*Problem description*: From the entries below, copy every line that holds the word "Registration".
+++ Source records +++
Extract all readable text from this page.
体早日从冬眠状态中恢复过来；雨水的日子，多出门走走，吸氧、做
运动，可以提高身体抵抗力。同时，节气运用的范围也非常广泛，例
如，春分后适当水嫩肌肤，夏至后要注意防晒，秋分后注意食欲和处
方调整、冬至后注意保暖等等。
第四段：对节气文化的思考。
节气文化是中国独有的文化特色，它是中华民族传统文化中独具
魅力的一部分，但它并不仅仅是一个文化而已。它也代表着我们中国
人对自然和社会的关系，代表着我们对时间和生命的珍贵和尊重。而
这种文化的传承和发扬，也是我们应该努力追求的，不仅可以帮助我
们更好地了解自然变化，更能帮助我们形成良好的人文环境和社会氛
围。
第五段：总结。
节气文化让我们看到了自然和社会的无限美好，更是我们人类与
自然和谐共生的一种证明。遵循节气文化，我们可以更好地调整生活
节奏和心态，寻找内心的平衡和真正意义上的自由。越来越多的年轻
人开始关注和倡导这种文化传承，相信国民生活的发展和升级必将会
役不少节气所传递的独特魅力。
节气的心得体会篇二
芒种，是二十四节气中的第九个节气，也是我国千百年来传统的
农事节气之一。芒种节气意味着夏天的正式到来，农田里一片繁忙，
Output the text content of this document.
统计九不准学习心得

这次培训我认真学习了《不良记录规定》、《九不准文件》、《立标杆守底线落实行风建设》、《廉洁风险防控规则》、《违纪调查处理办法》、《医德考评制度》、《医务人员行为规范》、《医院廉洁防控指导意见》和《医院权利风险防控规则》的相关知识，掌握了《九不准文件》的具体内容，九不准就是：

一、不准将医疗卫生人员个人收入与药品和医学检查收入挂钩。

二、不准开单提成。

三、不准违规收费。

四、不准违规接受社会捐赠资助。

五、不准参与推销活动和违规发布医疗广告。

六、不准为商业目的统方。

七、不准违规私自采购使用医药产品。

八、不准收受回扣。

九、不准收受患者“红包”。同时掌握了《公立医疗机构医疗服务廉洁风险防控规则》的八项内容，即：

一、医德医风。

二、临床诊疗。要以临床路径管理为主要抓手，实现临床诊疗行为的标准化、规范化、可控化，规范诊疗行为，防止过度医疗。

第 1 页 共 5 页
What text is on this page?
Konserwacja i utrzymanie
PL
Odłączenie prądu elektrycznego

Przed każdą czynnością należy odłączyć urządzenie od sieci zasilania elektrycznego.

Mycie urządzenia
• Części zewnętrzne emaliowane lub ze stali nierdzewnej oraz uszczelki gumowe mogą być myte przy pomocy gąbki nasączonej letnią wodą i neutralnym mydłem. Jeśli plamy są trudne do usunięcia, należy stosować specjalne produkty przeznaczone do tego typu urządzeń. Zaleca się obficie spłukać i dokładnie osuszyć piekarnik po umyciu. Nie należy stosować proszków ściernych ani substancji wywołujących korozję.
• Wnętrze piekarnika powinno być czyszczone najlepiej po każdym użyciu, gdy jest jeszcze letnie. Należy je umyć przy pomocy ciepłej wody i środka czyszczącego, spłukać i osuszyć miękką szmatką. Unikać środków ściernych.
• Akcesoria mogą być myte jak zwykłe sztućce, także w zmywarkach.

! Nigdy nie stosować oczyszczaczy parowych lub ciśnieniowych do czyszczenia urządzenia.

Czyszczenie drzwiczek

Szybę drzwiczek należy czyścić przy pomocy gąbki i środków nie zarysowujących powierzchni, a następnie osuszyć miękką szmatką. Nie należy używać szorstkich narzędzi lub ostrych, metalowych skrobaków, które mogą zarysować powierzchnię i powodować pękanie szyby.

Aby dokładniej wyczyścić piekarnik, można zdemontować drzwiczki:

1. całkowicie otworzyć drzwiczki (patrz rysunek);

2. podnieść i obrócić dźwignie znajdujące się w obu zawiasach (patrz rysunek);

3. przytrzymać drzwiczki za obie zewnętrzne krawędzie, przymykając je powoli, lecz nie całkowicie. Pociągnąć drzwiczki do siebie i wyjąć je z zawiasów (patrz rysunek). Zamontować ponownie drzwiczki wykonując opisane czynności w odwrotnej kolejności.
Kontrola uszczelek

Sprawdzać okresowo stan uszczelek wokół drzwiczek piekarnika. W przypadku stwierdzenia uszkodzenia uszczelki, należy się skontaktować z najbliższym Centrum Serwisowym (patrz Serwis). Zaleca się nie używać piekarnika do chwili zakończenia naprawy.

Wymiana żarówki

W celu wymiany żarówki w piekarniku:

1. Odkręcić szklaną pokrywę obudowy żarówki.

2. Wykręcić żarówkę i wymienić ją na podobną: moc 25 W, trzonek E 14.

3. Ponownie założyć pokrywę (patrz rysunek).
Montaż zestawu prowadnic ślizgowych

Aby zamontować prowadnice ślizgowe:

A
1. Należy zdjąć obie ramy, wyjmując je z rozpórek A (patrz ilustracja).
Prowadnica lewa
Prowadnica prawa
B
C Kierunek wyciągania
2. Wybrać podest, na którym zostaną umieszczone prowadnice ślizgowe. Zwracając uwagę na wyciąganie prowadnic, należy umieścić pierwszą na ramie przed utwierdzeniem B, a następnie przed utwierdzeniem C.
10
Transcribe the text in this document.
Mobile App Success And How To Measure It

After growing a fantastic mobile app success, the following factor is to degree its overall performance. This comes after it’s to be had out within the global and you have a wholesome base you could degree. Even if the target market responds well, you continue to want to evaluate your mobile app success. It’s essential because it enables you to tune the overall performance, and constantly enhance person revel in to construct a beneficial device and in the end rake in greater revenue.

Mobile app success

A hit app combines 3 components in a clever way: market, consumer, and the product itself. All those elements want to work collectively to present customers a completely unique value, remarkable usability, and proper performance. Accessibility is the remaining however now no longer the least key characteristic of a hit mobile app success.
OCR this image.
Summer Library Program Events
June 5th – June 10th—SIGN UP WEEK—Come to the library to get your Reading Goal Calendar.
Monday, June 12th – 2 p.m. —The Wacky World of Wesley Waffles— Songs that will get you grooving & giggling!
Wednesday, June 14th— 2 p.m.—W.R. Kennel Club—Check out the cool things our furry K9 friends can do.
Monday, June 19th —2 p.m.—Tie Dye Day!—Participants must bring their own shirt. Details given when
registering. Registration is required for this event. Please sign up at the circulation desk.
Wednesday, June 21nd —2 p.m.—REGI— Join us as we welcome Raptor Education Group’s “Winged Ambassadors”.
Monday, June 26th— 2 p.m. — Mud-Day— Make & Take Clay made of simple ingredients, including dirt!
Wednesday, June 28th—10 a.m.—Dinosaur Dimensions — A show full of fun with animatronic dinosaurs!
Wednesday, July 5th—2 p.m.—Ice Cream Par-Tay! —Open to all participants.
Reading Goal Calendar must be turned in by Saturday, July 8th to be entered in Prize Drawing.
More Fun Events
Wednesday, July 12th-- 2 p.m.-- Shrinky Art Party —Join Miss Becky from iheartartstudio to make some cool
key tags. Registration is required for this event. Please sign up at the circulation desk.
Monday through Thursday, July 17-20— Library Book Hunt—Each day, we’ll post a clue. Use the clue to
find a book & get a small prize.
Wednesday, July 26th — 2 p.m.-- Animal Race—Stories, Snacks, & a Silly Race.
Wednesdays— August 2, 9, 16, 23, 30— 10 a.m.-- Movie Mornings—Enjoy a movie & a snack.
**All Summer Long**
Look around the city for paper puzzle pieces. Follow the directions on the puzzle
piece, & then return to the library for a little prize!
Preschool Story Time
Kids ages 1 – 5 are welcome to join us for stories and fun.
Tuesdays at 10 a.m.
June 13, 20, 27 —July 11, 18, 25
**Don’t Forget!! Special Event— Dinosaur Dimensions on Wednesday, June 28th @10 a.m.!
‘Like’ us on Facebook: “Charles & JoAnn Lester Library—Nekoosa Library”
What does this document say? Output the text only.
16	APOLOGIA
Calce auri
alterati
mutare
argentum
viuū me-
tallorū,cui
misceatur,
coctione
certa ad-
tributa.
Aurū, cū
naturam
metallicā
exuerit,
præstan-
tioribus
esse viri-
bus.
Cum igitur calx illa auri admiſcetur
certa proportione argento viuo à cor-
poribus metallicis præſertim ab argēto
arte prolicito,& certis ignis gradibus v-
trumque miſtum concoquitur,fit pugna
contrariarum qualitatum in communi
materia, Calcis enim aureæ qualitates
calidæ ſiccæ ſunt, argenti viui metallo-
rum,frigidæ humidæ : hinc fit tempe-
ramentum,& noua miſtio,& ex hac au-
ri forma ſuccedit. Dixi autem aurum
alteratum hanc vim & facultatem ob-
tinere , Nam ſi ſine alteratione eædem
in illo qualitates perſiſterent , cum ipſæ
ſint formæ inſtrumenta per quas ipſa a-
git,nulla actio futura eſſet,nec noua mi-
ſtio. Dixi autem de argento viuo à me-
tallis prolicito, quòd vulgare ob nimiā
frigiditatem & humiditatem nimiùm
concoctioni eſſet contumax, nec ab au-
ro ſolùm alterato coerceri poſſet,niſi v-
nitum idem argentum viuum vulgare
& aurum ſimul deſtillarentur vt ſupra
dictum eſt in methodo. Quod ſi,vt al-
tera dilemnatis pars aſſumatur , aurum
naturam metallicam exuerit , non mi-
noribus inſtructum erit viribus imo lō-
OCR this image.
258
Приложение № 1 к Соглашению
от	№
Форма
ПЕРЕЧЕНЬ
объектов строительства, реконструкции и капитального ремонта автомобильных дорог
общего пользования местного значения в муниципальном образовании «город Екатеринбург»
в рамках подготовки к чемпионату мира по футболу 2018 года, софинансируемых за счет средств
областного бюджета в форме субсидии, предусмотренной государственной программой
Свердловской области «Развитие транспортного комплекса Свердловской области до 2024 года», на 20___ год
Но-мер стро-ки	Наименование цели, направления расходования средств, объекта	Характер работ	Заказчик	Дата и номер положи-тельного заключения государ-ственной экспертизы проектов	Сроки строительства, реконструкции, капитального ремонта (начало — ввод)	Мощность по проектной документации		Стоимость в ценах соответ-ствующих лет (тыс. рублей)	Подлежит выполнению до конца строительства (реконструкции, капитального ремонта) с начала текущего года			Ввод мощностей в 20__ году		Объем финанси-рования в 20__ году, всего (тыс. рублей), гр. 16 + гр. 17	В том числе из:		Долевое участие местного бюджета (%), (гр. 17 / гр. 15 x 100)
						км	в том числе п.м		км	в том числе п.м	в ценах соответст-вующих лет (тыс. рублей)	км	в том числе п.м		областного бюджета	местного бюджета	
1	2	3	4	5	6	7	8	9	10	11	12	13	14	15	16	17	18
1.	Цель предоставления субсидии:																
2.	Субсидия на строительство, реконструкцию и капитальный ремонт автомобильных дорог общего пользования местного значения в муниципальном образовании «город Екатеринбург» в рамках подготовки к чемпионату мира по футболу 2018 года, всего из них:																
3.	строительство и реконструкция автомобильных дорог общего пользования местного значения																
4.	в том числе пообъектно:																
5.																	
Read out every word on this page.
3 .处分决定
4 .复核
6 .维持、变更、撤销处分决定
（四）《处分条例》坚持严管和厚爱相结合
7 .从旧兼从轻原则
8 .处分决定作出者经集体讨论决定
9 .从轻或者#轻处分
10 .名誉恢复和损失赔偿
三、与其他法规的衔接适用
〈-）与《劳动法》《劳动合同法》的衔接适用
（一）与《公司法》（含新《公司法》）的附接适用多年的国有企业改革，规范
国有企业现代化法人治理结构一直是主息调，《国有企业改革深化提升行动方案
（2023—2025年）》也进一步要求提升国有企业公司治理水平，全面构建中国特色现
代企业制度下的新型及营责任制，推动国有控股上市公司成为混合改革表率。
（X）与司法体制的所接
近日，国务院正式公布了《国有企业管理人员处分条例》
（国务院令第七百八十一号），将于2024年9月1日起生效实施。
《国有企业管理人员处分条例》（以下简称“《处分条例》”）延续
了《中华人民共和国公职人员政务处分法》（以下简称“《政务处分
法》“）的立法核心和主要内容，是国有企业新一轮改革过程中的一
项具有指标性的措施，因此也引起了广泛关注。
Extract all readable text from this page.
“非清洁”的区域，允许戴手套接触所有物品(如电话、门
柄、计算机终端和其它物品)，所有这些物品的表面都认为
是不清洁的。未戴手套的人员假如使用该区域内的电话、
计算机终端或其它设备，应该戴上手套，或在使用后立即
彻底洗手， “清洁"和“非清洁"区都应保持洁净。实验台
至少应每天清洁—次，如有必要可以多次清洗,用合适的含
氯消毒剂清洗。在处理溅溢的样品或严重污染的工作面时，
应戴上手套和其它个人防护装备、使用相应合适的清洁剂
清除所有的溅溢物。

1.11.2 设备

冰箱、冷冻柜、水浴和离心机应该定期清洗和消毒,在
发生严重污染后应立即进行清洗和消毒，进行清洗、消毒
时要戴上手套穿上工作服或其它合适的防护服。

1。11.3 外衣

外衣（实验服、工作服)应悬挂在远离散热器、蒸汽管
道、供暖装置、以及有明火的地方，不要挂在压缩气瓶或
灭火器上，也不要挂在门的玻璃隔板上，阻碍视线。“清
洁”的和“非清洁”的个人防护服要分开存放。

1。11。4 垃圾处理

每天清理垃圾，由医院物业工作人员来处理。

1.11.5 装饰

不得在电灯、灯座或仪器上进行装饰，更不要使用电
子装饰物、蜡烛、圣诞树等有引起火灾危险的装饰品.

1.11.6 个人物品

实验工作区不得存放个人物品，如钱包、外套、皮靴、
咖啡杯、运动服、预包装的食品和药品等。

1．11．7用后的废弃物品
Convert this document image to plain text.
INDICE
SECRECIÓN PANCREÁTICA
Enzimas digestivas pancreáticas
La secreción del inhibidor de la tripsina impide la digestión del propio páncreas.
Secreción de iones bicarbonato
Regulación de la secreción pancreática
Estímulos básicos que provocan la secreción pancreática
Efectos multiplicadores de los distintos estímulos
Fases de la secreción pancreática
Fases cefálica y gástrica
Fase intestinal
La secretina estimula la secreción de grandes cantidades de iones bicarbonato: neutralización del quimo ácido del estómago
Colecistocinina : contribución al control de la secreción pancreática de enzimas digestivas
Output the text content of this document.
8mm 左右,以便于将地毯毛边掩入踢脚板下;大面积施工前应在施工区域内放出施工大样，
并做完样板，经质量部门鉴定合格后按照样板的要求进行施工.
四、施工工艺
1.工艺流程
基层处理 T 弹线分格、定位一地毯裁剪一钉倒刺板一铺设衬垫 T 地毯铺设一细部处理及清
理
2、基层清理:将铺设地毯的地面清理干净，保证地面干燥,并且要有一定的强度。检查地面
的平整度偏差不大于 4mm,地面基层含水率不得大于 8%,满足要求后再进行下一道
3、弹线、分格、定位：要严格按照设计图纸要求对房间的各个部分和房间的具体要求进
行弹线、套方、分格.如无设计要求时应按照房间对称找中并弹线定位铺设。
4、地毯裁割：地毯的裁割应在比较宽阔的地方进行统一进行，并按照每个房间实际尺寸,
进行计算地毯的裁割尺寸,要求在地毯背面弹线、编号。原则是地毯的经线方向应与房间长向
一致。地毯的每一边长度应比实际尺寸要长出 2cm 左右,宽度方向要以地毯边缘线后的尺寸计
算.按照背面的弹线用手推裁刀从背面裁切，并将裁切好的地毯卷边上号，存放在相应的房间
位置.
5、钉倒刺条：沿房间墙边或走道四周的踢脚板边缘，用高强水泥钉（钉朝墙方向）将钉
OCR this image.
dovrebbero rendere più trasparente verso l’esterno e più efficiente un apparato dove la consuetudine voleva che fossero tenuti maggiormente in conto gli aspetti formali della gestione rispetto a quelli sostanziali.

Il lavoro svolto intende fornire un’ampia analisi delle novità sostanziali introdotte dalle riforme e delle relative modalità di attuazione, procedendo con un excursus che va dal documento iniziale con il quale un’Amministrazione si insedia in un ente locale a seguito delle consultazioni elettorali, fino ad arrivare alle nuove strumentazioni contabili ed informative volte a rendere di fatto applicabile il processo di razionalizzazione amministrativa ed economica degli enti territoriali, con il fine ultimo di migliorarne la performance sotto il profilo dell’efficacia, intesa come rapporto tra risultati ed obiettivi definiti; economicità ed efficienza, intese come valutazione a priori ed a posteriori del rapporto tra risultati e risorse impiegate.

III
+++
*Final answer*:
registering. Registration is required for this event. Please sign up at the circulation desk.
key tags. Registration is required for this event. Please sign up at the circulation desk.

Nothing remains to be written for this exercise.